> [Instructions for the task] Extract each line of the data and write it out again exactly.

** start Recorded data **

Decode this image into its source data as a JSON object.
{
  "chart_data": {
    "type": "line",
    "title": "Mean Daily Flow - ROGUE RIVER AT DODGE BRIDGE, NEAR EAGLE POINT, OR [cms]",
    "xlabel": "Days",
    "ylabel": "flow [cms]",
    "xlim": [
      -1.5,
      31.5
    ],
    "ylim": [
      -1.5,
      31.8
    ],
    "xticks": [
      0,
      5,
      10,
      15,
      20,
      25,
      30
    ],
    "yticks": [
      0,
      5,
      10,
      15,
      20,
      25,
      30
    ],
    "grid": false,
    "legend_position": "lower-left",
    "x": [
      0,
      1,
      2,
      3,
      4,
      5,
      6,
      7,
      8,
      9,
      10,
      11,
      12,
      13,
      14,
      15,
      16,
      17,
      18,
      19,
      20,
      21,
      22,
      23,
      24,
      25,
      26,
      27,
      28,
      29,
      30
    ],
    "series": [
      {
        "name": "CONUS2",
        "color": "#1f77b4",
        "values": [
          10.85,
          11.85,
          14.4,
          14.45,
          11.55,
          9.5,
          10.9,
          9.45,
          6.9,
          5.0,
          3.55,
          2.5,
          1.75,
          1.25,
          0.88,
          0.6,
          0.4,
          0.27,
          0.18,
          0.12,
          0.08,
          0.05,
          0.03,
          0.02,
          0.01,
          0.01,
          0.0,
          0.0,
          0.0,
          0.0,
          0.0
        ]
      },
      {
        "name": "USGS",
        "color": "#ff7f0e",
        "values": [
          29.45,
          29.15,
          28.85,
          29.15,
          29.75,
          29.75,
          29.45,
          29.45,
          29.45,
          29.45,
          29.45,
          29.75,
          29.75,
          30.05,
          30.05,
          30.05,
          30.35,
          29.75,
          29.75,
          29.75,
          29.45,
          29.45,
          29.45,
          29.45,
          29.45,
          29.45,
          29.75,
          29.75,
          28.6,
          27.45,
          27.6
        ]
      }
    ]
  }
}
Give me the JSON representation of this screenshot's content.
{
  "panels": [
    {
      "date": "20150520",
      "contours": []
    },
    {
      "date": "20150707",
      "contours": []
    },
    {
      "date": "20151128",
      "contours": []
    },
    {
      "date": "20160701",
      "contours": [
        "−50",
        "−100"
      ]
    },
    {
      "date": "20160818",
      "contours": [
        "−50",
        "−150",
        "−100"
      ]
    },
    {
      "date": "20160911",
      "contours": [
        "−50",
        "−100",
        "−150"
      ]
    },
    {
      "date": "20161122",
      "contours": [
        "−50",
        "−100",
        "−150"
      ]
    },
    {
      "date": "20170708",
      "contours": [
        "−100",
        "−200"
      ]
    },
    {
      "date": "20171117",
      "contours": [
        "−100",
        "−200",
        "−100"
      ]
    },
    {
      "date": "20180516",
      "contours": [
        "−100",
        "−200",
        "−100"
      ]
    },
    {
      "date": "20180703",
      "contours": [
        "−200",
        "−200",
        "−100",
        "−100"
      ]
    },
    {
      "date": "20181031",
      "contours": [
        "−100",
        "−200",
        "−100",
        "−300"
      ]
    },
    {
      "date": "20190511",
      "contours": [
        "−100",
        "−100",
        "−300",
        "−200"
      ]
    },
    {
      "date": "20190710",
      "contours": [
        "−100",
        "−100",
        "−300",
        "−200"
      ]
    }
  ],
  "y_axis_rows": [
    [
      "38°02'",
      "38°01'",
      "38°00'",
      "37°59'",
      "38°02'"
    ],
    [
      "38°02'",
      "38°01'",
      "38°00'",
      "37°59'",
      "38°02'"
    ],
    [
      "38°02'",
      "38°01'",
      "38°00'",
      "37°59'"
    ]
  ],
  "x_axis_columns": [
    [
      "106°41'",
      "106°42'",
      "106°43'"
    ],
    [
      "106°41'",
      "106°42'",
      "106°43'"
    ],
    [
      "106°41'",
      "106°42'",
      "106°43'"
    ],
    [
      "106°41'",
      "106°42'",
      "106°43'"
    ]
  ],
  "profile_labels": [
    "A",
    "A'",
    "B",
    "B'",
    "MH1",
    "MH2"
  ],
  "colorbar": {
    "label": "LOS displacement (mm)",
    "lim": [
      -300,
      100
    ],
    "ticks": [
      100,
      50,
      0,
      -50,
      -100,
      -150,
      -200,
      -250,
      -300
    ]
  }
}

** end Recorded data **

> [Worked solution]
Decode this image into its source data as a JSON object.
{
  "chart_data": {
    "type": "line",
    "title": "Mean Daily Flow - ROGUE RIVER AT DODGE BRIDGE, NEAR EAGLE POINT, OR [cms]",
    "xlabel": "Days",
    "ylabel": "flow [cms]",
    "xlim": [
      -1.5,
      31.5
    ],
    "ylim": [
      -1.5,
      31.8
    ],
    "xticks": [
      0,
      5,
      10,
      15,
      20,
      25,
      30
    ],
    "yticks": [
      0,
      5,
      10,
      15,
      20,
      25,
      30
    ],
    "grid": false,
    "legend_position": "lower-left",
    "x": [
      0,
      1,
      2,
      3,
      4,
      5,
      6,
      7,
      8,
      9,
      10,
      11,
      12,
      13,
      14,
      15,
      16,
      17,
      18,
      19,
      20,
      21,
      22,
      23,
      24,
      25,
      26,
      27,
      28,
      29,
      30
    ],
    "series": [
      {
        "name": "CONUS2",
        "color": "#1f77b4",
        "values": [
          10.85,
          11.85,
          14.4,
          14.45,
          11.55,
          9.5,
          10.9,
          9.45,
          6.9,
          5.0,
          3.55,
          2.5,
          1.75,
          1.25,
          0.88,
          0.6,
          0.4,
          0.27,
          0.18,
          0.12,
          0.08,
          0.05,
          0.03,
          0.02,
          0.01,
          0.01,
          0.0,
          0.0,
          0.0,
          0.0,
          0.0
        ]
      },
      {
        "name": "USGS",
        "color": "#ff7f0e",
        "values": [
          29.45,
          29.15,
          28.85,
          29.15,
          29.75,
          29.75,
          29.45,
          29.45,
          29.45,
          29.45,
          29.45,
          29.75,
          29.75,
          30.05,
          30.05,
          30.05,
          30.35,
          29.75,
          29.75,
          29.75,
          29.45,
          29.45,
          29.45,
          29.45,
          29.45,
          29.45,
          29.75,
          29.75,
          28.6,
          27.45,
          27.6
        ]
      }
    ]
  }
}
Give me the JSON representation of this screenshot's content.
{
  "panels": [
    {
      "date": "20150520",
      "contours": []
    },
    {
      "date": "20150707",
      "contours": []
    },
    {
      "date": "20151128",
      "contours": []
    },
    {
      "date": "20160701",
      "contours": [
        "−50",
        "−100"
      ]
    },
    {
      "date": "20160818",
      "contours": [
        "−50",
        "−150",
        "−100"
      ]
    },
    {
      "date": "20160911",
      "contours": [
        "−50",
        "−100",
        "−150"
      ]
    },
    {
      "date": "20161122",
      "contours": [
        "−50",
        "−100",
        "−150"
      ]
    },
    {
      "date": "20170708",
      "contours": [
        "−100",
        "−200"
      ]
    },
    {
      "date": "20171117",
      "contours": [
        "−100",
        "−200",
        "−100"
      ]
    },
    {
      "date": "20180516",
      "contours": [
        "−100",
        "−200",
        "−100"
      ]
    },
    {
      "date": "20180703",
      "contours": [
        "−200",
        "−200",
        "−100",
        "−100"
      ]
    },
    {
      "date": "20181031",
      "contours": [
        "−100",
        "−200",
        "−100",
        "−300"
      ]
    },
    {
      "date": "20190511",
      "contours": [
        "−100",
        "−100",
        "−300",
        "−200"
      ]
    },
    {
      "date": "20190710",
      "contours": [
        "−100",
        "−100",
        "−300",
        "−200"
      ]
    }
  ],
  "y_axis_rows": [
    [
      "38°02'",
      "38°01'",
      "38°00'",
      "37°59'",
      "38°02'"
    ],
    [
      "38°02'",
      "38°01'",
      "38°00'",
      "37°59'",
      "38°02'"
    ],
    [
      "38°02'",
      "38°01'",
      "38°00'",
      "37°59'"
    ]
  ],
  "x_axis_columns": [
    [
      "106°41'",
      "106°42'",
      "106°43'"
    ],
    [
      "106°41'",
      "106°42'",
      "106°43'"
    ],
    [
      "106°41'",
      "106°42'",
      "106°43'"
    ],
    [
      "106°41'",
      "106°42'",
      "106°43'"
    ]
  ],
  "profile_labels": [
    "A",
    "A'",
    "B",
    "B'",
    "MH1",
    "MH2"
  ],
  "colorbar": {
    "label": "LOS displacement (mm)",
    "lim": [
      -300,
      100
    ],
    "ticks": [
      100,
      50,
      0,
      -50,
      -100,
      -150,
      -200,
      -250,
      -300
    ]
  }
}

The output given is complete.